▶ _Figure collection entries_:
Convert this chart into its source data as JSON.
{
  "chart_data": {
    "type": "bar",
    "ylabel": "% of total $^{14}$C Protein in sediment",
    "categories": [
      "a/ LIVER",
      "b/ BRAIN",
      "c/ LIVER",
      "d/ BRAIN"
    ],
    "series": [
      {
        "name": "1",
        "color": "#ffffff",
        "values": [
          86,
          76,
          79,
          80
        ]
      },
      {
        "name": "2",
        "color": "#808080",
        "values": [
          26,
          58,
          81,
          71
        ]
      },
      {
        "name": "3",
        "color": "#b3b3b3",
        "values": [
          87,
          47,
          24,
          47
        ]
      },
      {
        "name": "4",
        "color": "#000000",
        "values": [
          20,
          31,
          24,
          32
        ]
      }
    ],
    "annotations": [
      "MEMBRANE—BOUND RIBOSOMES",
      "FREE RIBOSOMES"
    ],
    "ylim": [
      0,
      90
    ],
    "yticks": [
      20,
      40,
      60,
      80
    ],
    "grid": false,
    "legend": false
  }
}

▶ _PROBLEM STATEMENT_: Repeat the records above with every character intact.

▶ _SOLUTION TO THE EXERCISE_:
Convert this chart into its source data as JSON.
{
  "chart_data": {
    "type": "bar",
    "ylabel": "% of total $^{14}$C Protein in sediment",
    "categories": [
      "a/ LIVER",
      "b/ BRAIN",
      "c/ LIVER",
      "d/ BRAIN"
    ],
    "series": [
      {
        "name": "1",
        "color": "#ffffff",
        "values": [
          86,
          76,
          79,
          80
        ]
      },
      {
        "name": "2",
        "color": "#808080",
        "values": [
          26,
          58,
          81,
          71
        ]
      },
      {
        "name": "3",
        "color": "#b3b3b3",
        "values": [
          87,
          47,
          24,
          47
        ]
      },
      {
        "name": "4",
        "color": "#000000",
        "values": [
          20,
          31,
          24,
          32
        ]
      }
    ],
    "annotations": [
      "MEMBRANE—BOUND RIBOSOMES",
      "FREE RIBOSOMES"
    ],
    "ylim": [
      0,
      90
    ],
    "yticks": [
      20,
      40,
      60,
      80
    ],
    "grid": false,
    "legend": false
  }
}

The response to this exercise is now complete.